Task statement =
Give back each entry unchanged, minus pictures.

Supplied material =
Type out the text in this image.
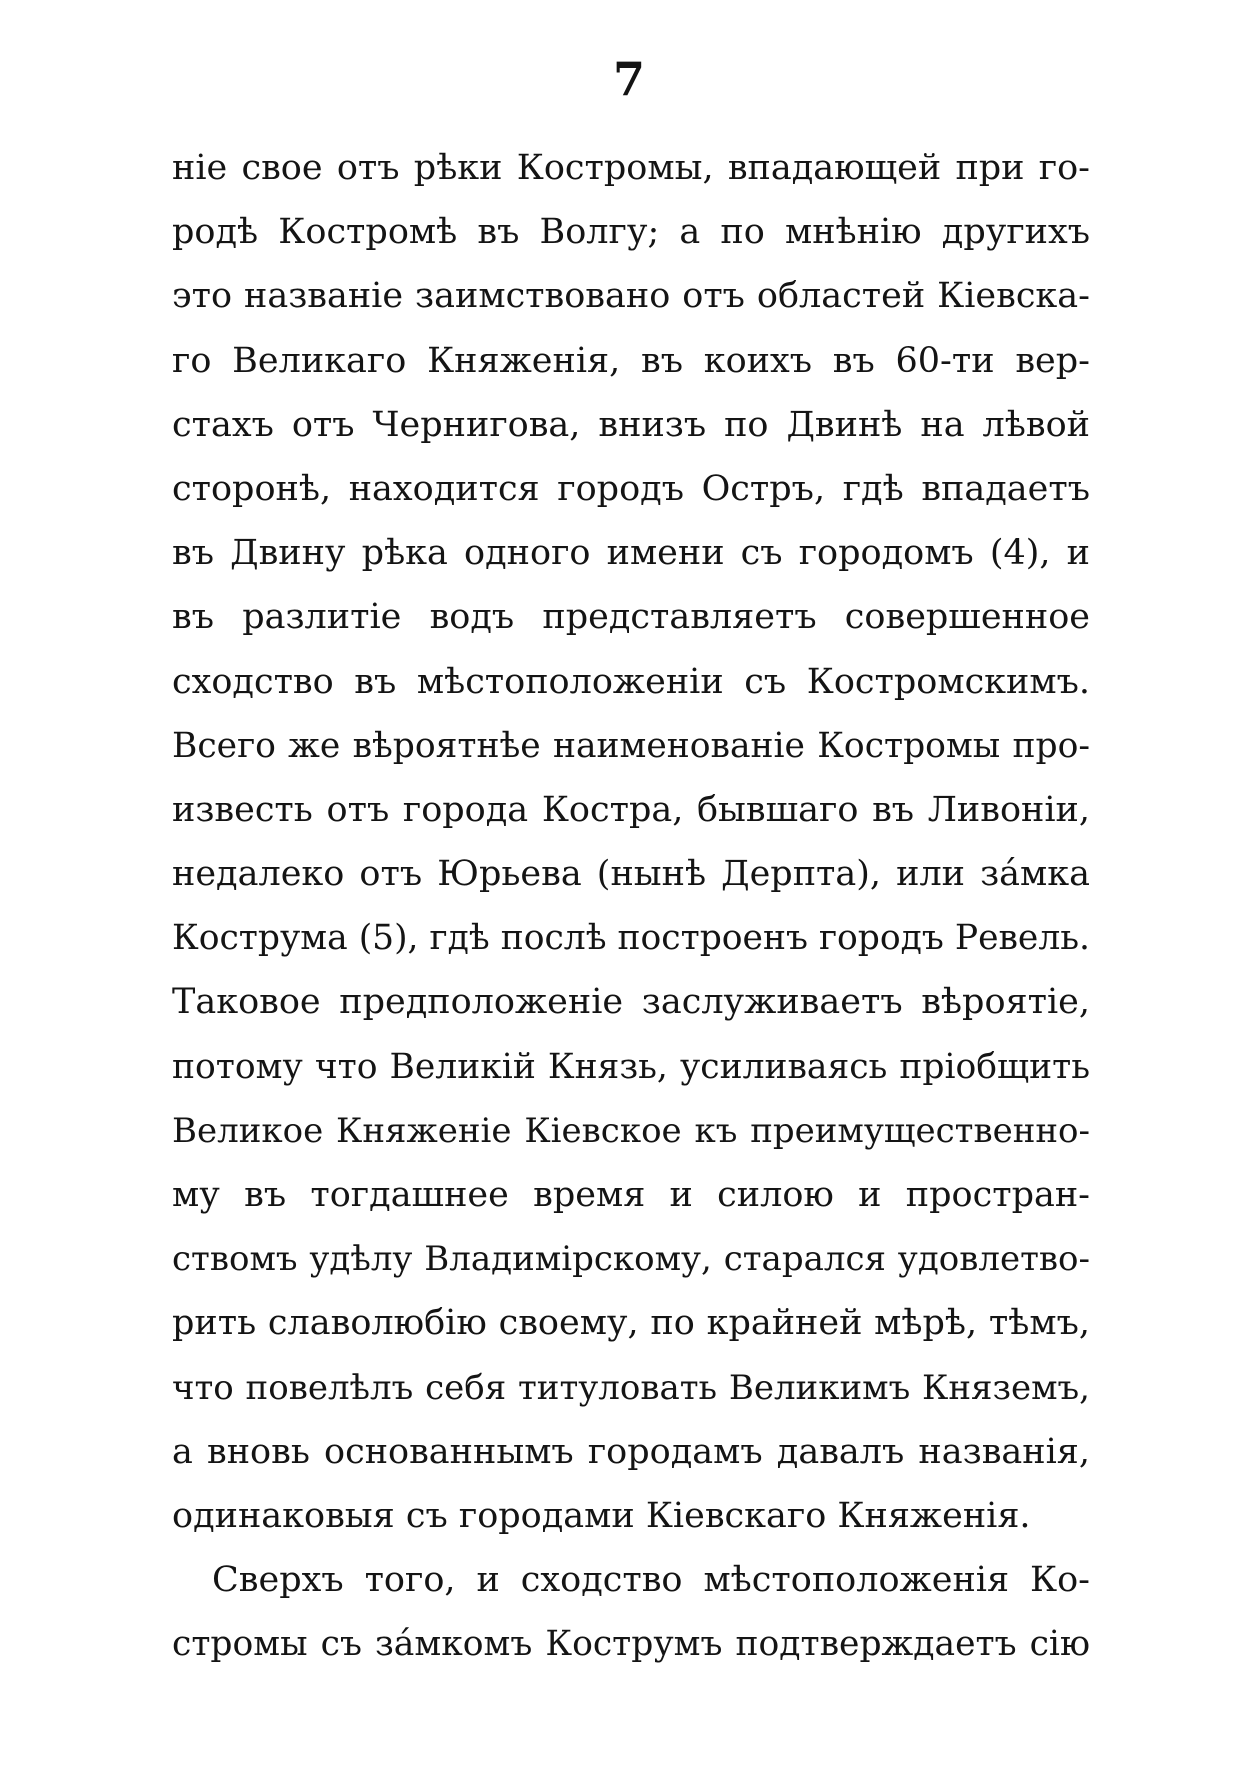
7
ніе свое отъ рѣки Костромы, впадающей при го-
родѣ Костромѣ въ Волгу; а по мнѣнію другихъ
это названіе заимствовано отъ областей Кіевска-
го Великаго Княженія, въ коихъ въ 60-ти вер-
стахъ отъ Чернигова, внизъ по Двинѣ на лѣвой
сторонѣ, находится городъ Остръ, гдѣ впадаетъ
въ Двину рѣка одного имени съ городомъ (4), и
въ разлитіе водъ представляетъ совершенное
сходство въ мѣстоположеніи съ Костромскимъ.
Всего же вѣроятнѣе наименованіе Костромы про-
известь отъ города Костра, бывшаго въ Ливоніи,
недалеко отъ Юрьева (нынѣ Дерпта), или за́мка
Кострума (5), гдѣ послѣ построенъ городъ Ревель.
Таковое предположеніе заслуживаетъ вѣроятіе,
потому что Великій Князь, усиливаясь пріобщить
Великое Княженіе Кіевское къ преимущественно-
му въ тогдашнее время и силою и простран-
ствомъ удѣлу Владимірскому, старался удовлетво-
рить славолюбію своему, по крайней мѣрѣ, тѣмъ,
что повелѣлъ себя титуловать Великимъ Княземъ,
а вновь основаннымъ городамъ давалъ названія,
одинаковыя съ городами Кіевскаго Княженія.
Сверхъ того, и сходство мѣстоположенія Ко-
стромы съ за́мкомъ Кострумъ подтверждаетъ сію
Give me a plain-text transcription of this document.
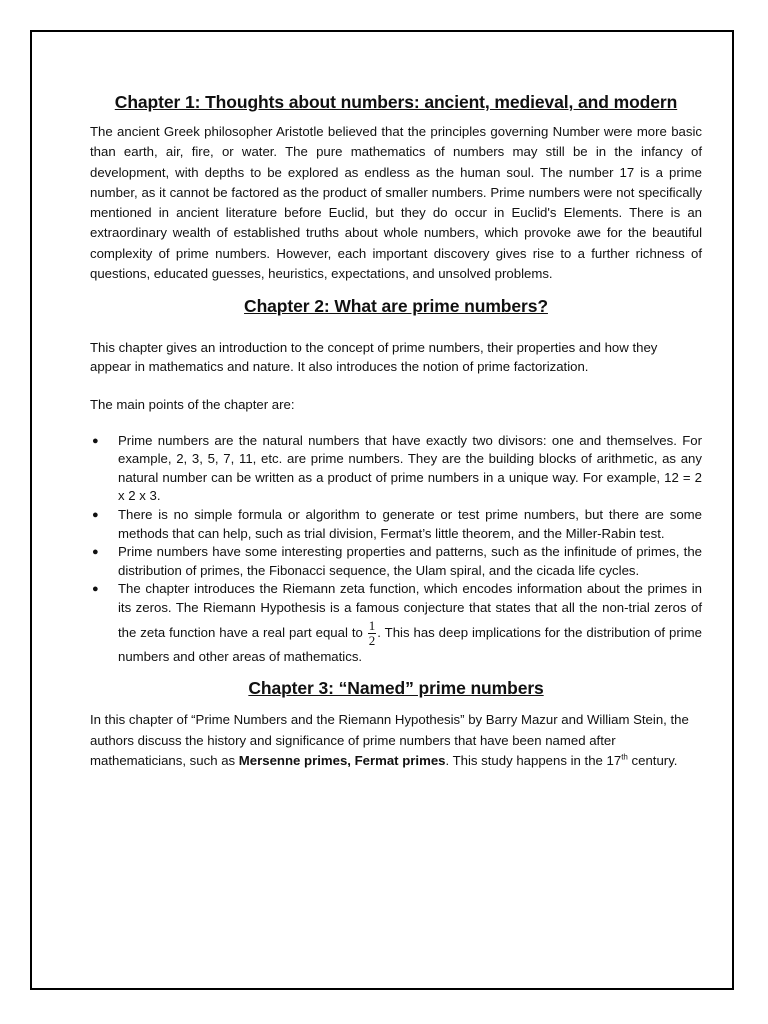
Chapter 1: Thoughts about numbers: ancient, medieval, and modern

The ancient Greek philosopher Aristotle believed that the principles governing Number were more basic than earth, air, fire, or water. The pure mathematics of numbers may still be in the infancy of development, with depths to be explored as endless as the human soul. The number 17 is a prime number, as it cannot be factored as the product of smaller numbers. Prime numbers were not specifically mentioned in ancient literature before Euclid, but they do occur in Euclid's Elements. There is an extraordinary wealth of established truths about whole numbers, which provoke awe for the beautiful complexity of prime numbers. However, each important discovery gives rise to a further richness of questions, educated guesses, heuristics, expectations, and unsolved problems.

Chapter 2: What are prime numbers?

This chapter gives an introduction to the concept of prime numbers, their properties and how they appear in mathematics and nature. It also introduces the notion of prime factorization.

The main points of the chapter are:

● Prime numbers are the natural numbers that have exactly two divisors: one and themselves. For example, 2, 3, 5, 7, 11, etc. are prime numbers. They are the building blocks of arithmetic, as any natural number can be written as a product of prime numbers in a unique way. For example, 12 = 2 x 2 x 3.
● There is no simple formula or algorithm to generate or test prime numbers, but there are some methods that can help, such as trial division, Fermat’s little theorem, and the Miller-Rabin test.
● Prime numbers have some interesting properties and patterns, such as the infinitude of primes, the distribution of primes, the Fibonacci sequence, the Ulam spiral, and the cicada life cycles.
● The chapter introduces the Riemann zeta function, which encodes information about the primes in its zeros. The Riemann Hypothesis is a famous conjecture that states that all the non-trial zeros of the zeta function have a real part equal to $\frac{1}{2}$ . This has deep implications for the distribution of prime numbers and other areas of mathematics.
Chapter 3: “Named” prime numbers

In this chapter of “Prime Numbers and the Riemann Hypothesis” by Barry Mazur and William Stein, the authors discuss the history and significance of prime numbers that have been named after mathematicians, such as Mersenne primes, Fermat primes. This study happens in the 17th century.
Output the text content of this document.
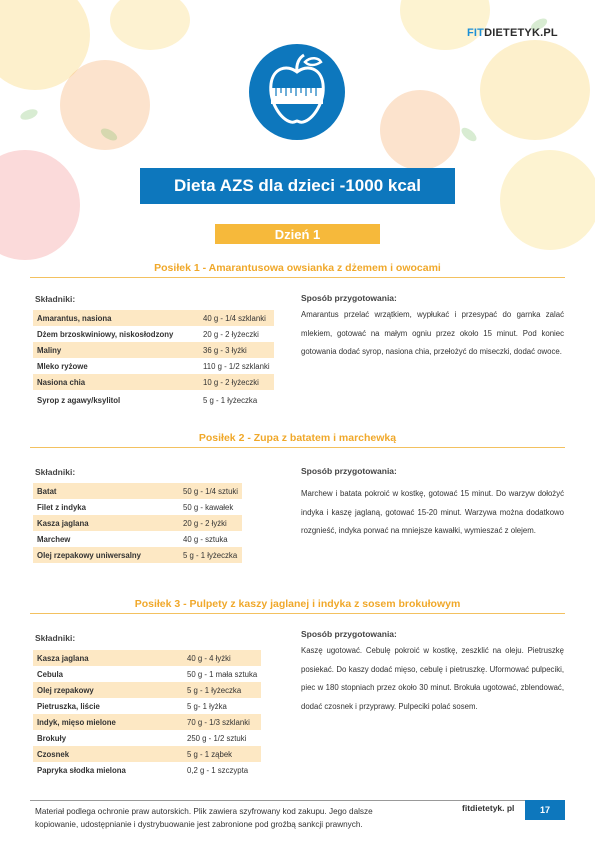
FITDIETETYK.PL
Dieta AZS dla dzieci -1000 kcal
Dzień 1
Posiłek 1 - Amarantusowa owsianka z dżemem i owocami
Składniki:	Sposób przygotowania:
Amarantus, nasiona	40 g - 1/4 szklanki
Dżem brzoskwiniowy, niskosłodzony	20 g - 2 łyżeczki
Maliny	36 g - 3 łyżki
Mleko ryżowe	110 g - 1/2 szklanki
Nasiona chia	10 g - 2 łyżeczki
Syrop z agawy/ksylitol	5 g - 1 łyżeczka
Amarantus przelać wrzątkiem, wypłukać i przesypać do garnka zalać mlekiem, gotować na małym ogniu przez około 15 minut. Pod koniec gotowania dodać syrop, nasiona chia, przełożyć do miseczki, dodać owoce.
Posiłek 2 - Zupa z batatem i marchewką
Składniki:	Sposób przygotowania:
Batat	50 g - 1/4 sztuki
Filet z indyka	50 g - kawałek
Kasza jaglana	20 g - 2 łyżki
Marchew	40 g - sztuka
Olej rzepakowy uniwersalny	5 g - 1 łyżeczka
Marchew i batata pokroić w kostkę, gotować 15 minut. Do warzyw dołożyć indyka i kaszę jaglaną, gotować 15-20 minut. Warzywa można dodatkowo rozgnieść, indyka porwać na mniejsze kawałki, wymieszać z olejem.
Posiłek 3 - Pulpety z kaszy jaglanej i indyka z sosem brokułowym
Składniki:	Sposób przygotowania:
Kasza jaglana	40 g - 4 łyżki
Cebula	50 g - 1 mała sztuka
Olej rzepakowy	5 g - 1 łyżeczka
Pietruszka, liście	5 g- 1 łyżka
Indyk, mięso mielone	70 g - 1/3 szklanki
Brokuły	250 g - 1/2 sztuki
Czosnek	5 g - 1 ząbek
Papryka słodka mielona	0,2 g - 1 szczypta
Kaszę ugotować. Cebulę pokroić w kostkę, zeszklić na oleju. Pietruszkę posiekać. Do kaszy dodać mięso, cebulę i pietruszkę. Uformować pulpeciki, piec w 180 stopniach przez około 30 minut. Brokuła ugotować, zblendować, dodać czosnek i przyprawy. Pulpeciki polać sosem.
Materiał podlega ochronie praw autorskich. Plik zawiera szyfrowany kod zakupu. Jego dalsze kopiowanie, udostępnianie i dystrybuowanie jest zabronione pod groźbą sankcji prawnych.
fitdietetyk. pl	17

Solution =
Type out the text in this image.
7
ніе свое отъ рѣки Костромы, впадающей при го-
родѣ Костромѣ въ Волгу; а по мнѣнію другихъ
это названіе заимствовано отъ областей Кіевска-
го Великаго Княженія, въ коихъ въ 60-ти вер-
стахъ отъ Чернигова, внизъ по Двинѣ на лѣвой
сторонѣ, находится городъ Остръ, гдѣ впадаетъ
въ Двину рѣка одного имени съ городомъ (4), и
въ разлитіе водъ представляетъ совершенное
сходство въ мѣстоположеніи съ Костромскимъ.
Всего же вѣроятнѣе наименованіе Костромы про-
известь отъ города Костра, бывшаго въ Ливоніи,
недалеко отъ Юрьева (нынѣ Дерпта), или за́мка
Кострума (5), гдѣ послѣ построенъ городъ Ревель.
Таковое предположеніе заслуживаетъ вѣроятіе,
потому что Великій Князь, усиливаясь пріобщить
Великое Княженіе Кіевское къ преимущественно-
му въ тогдашнее время и силою и простран-
ствомъ удѣлу Владимірскому, старался удовлетво-
рить славолюбію своему, по крайней мѣрѣ, тѣмъ,
что повелѣлъ себя титуловать Великимъ Княземъ,
а вновь основаннымъ городамъ давалъ названія,
одинаковыя съ городами Кіевскаго Княженія.
Сверхъ того, и сходство мѣстоположенія Ко-
стромы съ за́мкомъ Кострумъ подтверждаетъ сію
Give me a plain-text transcription of this document.
Chapter 1: Thoughts about numbers: ancient, medieval, and modern

The ancient Greek philosopher Aristotle believed that the principles governing Number were more basic than earth, air, fire, or water. The pure mathematics of numbers may still be in the infancy of development, with depths to be explored as endless as the human soul. The number 17 is a prime number, as it cannot be factored as the product of smaller numbers. Prime numbers were not specifically mentioned in ancient literature before Euclid, but they do occur in Euclid's Elements. There is an extraordinary wealth of established truths about whole numbers, which provoke awe for the beautiful complexity of prime numbers. However, each important discovery gives rise to a further richness of questions, educated guesses, heuristics, expectations, and unsolved problems.

Chapter 2: What are prime numbers?

This chapter gives an introduction to the concept of prime numbers, their properties and how they appear in mathematics and nature. It also introduces the notion of prime factorization.

The main points of the chapter are:

● Prime numbers are the natural numbers that have exactly two divisors: one and themselves. For example, 2, 3, 5, 7, 11, etc. are prime numbers. They are the building blocks of arithmetic, as any natural number can be written as a product of prime numbers in a unique way. For example, 12 = 2 x 2 x 3.
● There is no simple formula or algorithm to generate or test prime numbers, but there are some methods that can help, such as trial division, Fermat’s little theorem, and the Miller-Rabin test.
● Prime numbers have some interesting properties and patterns, such as the infinitude of primes, the distribution of primes, the Fibonacci sequence, the Ulam spiral, and the cicada life cycles.
● The chapter introduces the Riemann zeta function, which encodes information about the primes in its zeros. The Riemann Hypothesis is a famous conjecture that states that all the non-trial zeros of the zeta function have a real part equal to $\frac{1}{2}$ . This has deep implications for the distribution of prime numbers and other areas of mathematics.
Chapter 3: “Named” prime numbers

In this chapter of “Prime Numbers and the Riemann Hypothesis” by Barry Mazur and William Stein, the authors discuss the history and significance of prime numbers that have been named after mathematicians, such as Mersenne primes, Fermat primes. This study happens in the 17th century.
Output the text content of this document.
FITDIETETYK.PL
Dieta AZS dla dzieci -1000 kcal
Dzień 1
Posiłek 1 - Amarantusowa owsianka z dżemem i owocami
Składniki:	Sposób przygotowania:
Amarantus, nasiona	40 g - 1/4 szklanki
Dżem brzoskwiniowy, niskosłodzony	20 g - 2 łyżeczki
Maliny	36 g - 3 łyżki
Mleko ryżowe	110 g - 1/2 szklanki
Nasiona chia	10 g - 2 łyżeczki
Syrop z agawy/ksylitol	5 g - 1 łyżeczka
Amarantus przelać wrzątkiem, wypłukać i przesypać do garnka zalać mlekiem, gotować na małym ogniu przez około 15 minut. Pod koniec gotowania dodać syrop, nasiona chia, przełożyć do miseczki, dodać owoce.
Posiłek 2 - Zupa z batatem i marchewką
Składniki:	Sposób przygotowania:
Batat	50 g - 1/4 sztuki
Filet z indyka	50 g - kawałek
Kasza jaglana	20 g - 2 łyżki
Marchew	40 g - sztuka
Olej rzepakowy uniwersalny	5 g - 1 łyżeczka
Marchew i batata pokroić w kostkę, gotować 15 minut. Do warzyw dołożyć indyka i kaszę jaglaną, gotować 15-20 minut. Warzywa można dodatkowo rozgnieść, indyka porwać na mniejsze kawałki, wymieszać z olejem.
Posiłek 3 - Pulpety z kaszy jaglanej i indyka z sosem brokułowym
Składniki:	Sposób przygotowania:
Kasza jaglana	40 g - 4 łyżki
Cebula	50 g - 1 mała sztuka
Olej rzepakowy	5 g - 1 łyżeczka
Pietruszka, liście	5 g- 1 łyżka
Indyk, mięso mielone	70 g - 1/3 szklanki
Brokuły	250 g - 1/2 sztuki
Czosnek	5 g - 1 ząbek
Papryka słodka mielona	0,2 g - 1 szczypta
Kaszę ugotować. Cebulę pokroić w kostkę, zeszklić na oleju. Pietruszkę posiekać. Do kaszy dodać mięso, cebulę i pietruszkę. Uformować pulpeciki, piec w 180 stopniach przez około 30 minut. Brokuła ugotować, zblendować, dodać czosnek i przyprawy. Pulpeciki polać sosem.
Materiał podlega ochronie praw autorskich. Plik zawiera szyfrowany kod zakupu. Jego dalsze kopiowanie, udostępnianie i dystrybuowanie jest zabronione pod groźbą sankcji prawnych.
fitdietetyk. pl	17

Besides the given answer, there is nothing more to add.